(Stored data)
· · ·

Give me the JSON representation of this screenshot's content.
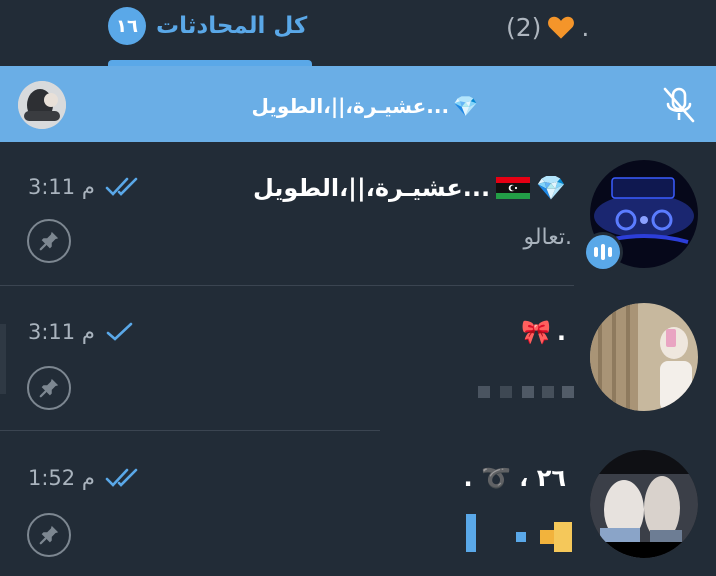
{
  "tabs": {
    "all_label": "كل المحادثات",
    "all_badge": "١٦",
    "other_label": "(2)",
    "other_suffix": "."
  },
  "pinned": {
    "title": "عشيـرة،||،الطويل...",
    "title_emoji": "💎"
  },
  "chats": [
    {
      "name": "عشيـرة،||،الطويل...",
      "name_prefix_emoji": "💎",
      "preview": "تعالو.",
      "time": "3:11 م",
      "read_status": "double-check"
    },
    {
      "name": ".",
      "name_emoji": "🎀",
      "preview": "",
      "time": "3:11 م",
      "read_status": "single-check"
    },
    {
      "name": ". ➰ ، ٢٦",
      "preview": "",
      "time": "1:52 م",
      "read_status": "double-check"
    }
  ],
  "colors": {
    "background": "#222c37",
    "accent": "#5aa8e8",
    "pinned_bar": "#6aaee6",
    "muted_text": "#a9b3bd"
  },
  "icons": {
    "mute": "mute-microphone-icon",
    "pin": "pin-icon",
    "check": "double-check-icon",
    "voice": "voice-chat-icon"
  }
}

· · ·

REQUIRED WORK - Transcribe the material as is, with images omitted.

THE SOLUTION -
Give me the JSON representation of this screenshot's content.
{
  "tabs": {
    "all_label": "كل المحادثات",
    "all_badge": "١٦",
    "other_label": "(2)",
    "other_suffix": "."
  },
  "pinned": {
    "title": "عشيـرة،||،الطويل...",
    "title_emoji": "💎"
  },
  "chats": [
    {
      "name": "عشيـرة،||،الطويل...",
      "name_prefix_emoji": "💎",
      "preview": "تعالو.",
      "time": "3:11 م",
      "read_status": "double-check"
    },
    {
      "name": ".",
      "name_emoji": "🎀",
      "preview": "",
      "time": "3:11 م",
      "read_status": "single-check"
    },
    {
      "name": ". ➰ ، ٢٦",
      "preview": "",
      "time": "1:52 م",
      "read_status": "double-check"
    }
  ],
  "colors": {
    "background": "#222c37",
    "accent": "#5aa8e8",
    "pinned_bar": "#6aaee6",
    "muted_text": "#a9b3bd"
  },
  "icons": {
    "mute": "mute-microphone-icon",
    "pin": "pin-icon",
    "check": "double-check-icon",
    "voice": "voice-chat-icon"
  }
}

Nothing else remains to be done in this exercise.